SHORT TASK. Pictures do not belong in your copy. Repeat all the other data exactly.

Start of AVAILABLE DATA

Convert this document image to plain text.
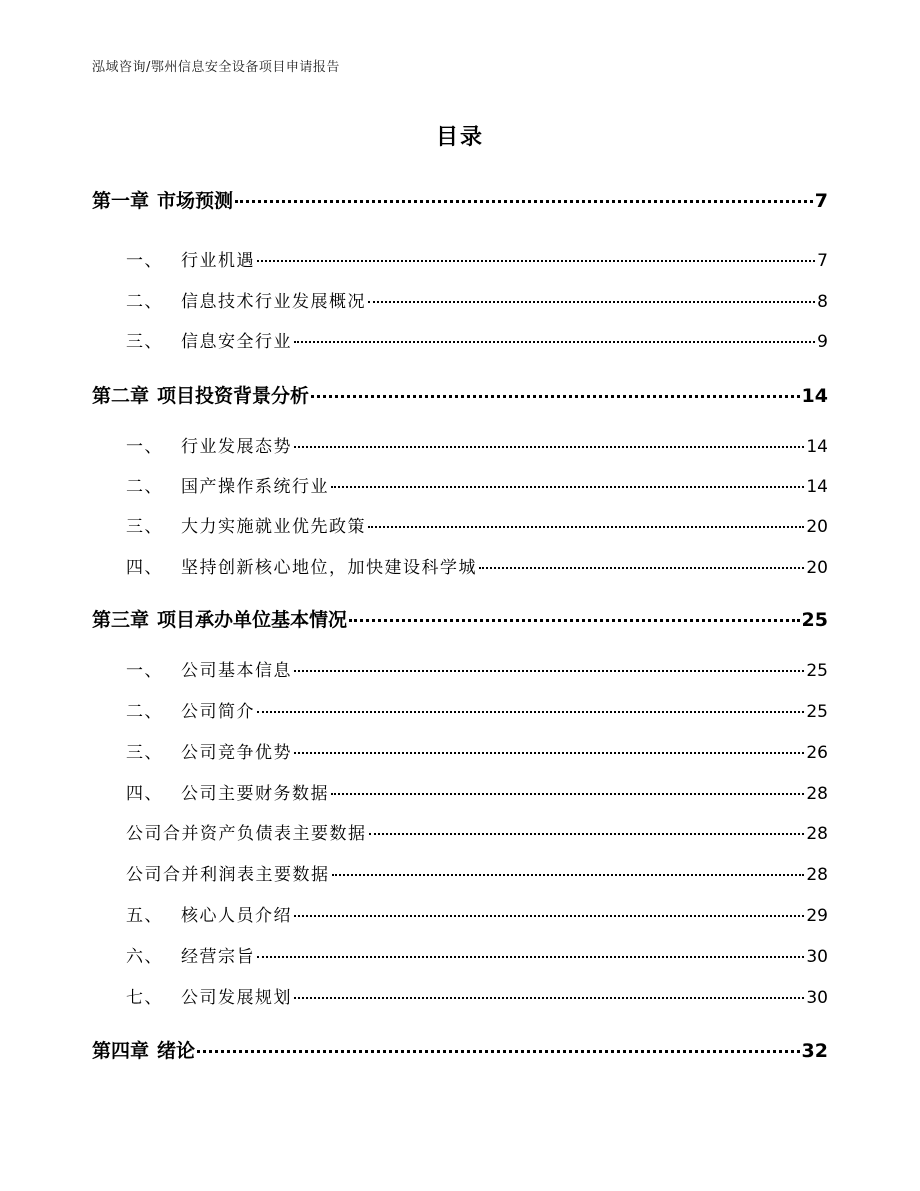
泓域咨询/鄂州信息安全设备项目申请报告
目录
第一章 市场预测	7
一、 行业机遇	7
二、 信息技术行业发展概况	8
三、 信息安全行业	9
第二章 项目投资背景分析	14
一、 行业发展态势	14
二、 国产操作系统行业	14
三、 大力实施就业优先政策	20
四、 坚持创新核心地位，加快建设科学城	20
第三章 项目承办单位基本情况	25
一、 公司基本信息	25
二、 公司简介	25
三、 公司竞争优势	26
四、 公司主要财务数据	28
公司合并资产负债表主要数据	28
公司合并利润表主要数据	28
五、 核心人员介绍	29
六、 经营宗旨	30
七、 公司发展规划	30
第四章 绪论	32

End of AVAILABLE DATA

TASK SOLUTION.
Convert this document image to plain text.
泓域咨询/鄂州信息安全设备项目申请报告
目录
第一章 市场预测	7
一、 行业机遇	7
二、 信息技术行业发展概况	8
三、 信息安全行业	9
第二章 项目投资背景分析	14
一、 行业发展态势	14
二、 国产操作系统行业	14
三、 大力实施就业优先政策	20
四、 坚持创新核心地位，加快建设科学城	20
第三章 项目承办单位基本情况	25
一、 公司基本信息	25
二、 公司简介	25
三、 公司竞争优势	26
四、 公司主要财务数据	28
公司合并资产负债表主要数据	28
公司合并利润表主要数据	28
五、 核心人员介绍	29
六、 经营宗旨	30
七、 公司发展规划	30
第四章 绪论	32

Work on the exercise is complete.